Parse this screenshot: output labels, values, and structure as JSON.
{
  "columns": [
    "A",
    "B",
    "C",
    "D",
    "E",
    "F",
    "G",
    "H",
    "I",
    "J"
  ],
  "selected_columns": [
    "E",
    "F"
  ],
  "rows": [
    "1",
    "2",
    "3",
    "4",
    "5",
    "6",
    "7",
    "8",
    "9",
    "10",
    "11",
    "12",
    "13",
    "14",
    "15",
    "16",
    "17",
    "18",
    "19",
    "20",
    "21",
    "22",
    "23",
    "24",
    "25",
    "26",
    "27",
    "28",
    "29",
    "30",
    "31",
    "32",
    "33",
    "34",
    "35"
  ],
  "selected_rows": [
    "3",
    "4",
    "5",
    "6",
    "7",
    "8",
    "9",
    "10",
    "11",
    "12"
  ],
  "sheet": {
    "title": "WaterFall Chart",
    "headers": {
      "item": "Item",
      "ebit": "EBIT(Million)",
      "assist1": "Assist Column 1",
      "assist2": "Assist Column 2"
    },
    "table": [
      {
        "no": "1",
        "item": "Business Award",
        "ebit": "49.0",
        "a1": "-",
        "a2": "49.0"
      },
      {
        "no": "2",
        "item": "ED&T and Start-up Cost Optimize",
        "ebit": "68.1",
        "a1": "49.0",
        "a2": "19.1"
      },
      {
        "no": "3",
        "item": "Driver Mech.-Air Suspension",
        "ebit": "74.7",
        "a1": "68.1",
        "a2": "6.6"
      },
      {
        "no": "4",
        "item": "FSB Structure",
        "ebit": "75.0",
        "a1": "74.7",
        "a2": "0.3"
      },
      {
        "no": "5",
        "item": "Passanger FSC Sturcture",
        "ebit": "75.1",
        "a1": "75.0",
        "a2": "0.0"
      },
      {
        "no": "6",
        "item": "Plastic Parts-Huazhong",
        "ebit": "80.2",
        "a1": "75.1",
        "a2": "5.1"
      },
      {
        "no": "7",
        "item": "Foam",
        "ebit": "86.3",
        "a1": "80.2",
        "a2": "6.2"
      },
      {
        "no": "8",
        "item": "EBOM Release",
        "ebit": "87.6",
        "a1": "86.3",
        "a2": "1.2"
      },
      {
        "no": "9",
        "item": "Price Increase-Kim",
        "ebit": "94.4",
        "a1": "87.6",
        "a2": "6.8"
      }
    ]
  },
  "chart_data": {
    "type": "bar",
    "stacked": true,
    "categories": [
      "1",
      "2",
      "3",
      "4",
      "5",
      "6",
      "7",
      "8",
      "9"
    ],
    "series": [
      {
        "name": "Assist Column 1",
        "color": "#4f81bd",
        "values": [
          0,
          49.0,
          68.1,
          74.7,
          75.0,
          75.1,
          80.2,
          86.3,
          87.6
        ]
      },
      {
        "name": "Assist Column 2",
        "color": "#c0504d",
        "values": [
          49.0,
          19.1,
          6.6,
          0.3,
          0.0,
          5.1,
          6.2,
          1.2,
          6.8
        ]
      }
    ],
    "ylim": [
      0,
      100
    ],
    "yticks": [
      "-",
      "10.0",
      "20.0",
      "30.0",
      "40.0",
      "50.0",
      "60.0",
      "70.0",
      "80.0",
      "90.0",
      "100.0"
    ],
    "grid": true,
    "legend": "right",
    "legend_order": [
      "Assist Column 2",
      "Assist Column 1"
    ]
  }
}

Prompt: Among the lines of the data above, count those holding "item" and state only the number.

Problem solution: 10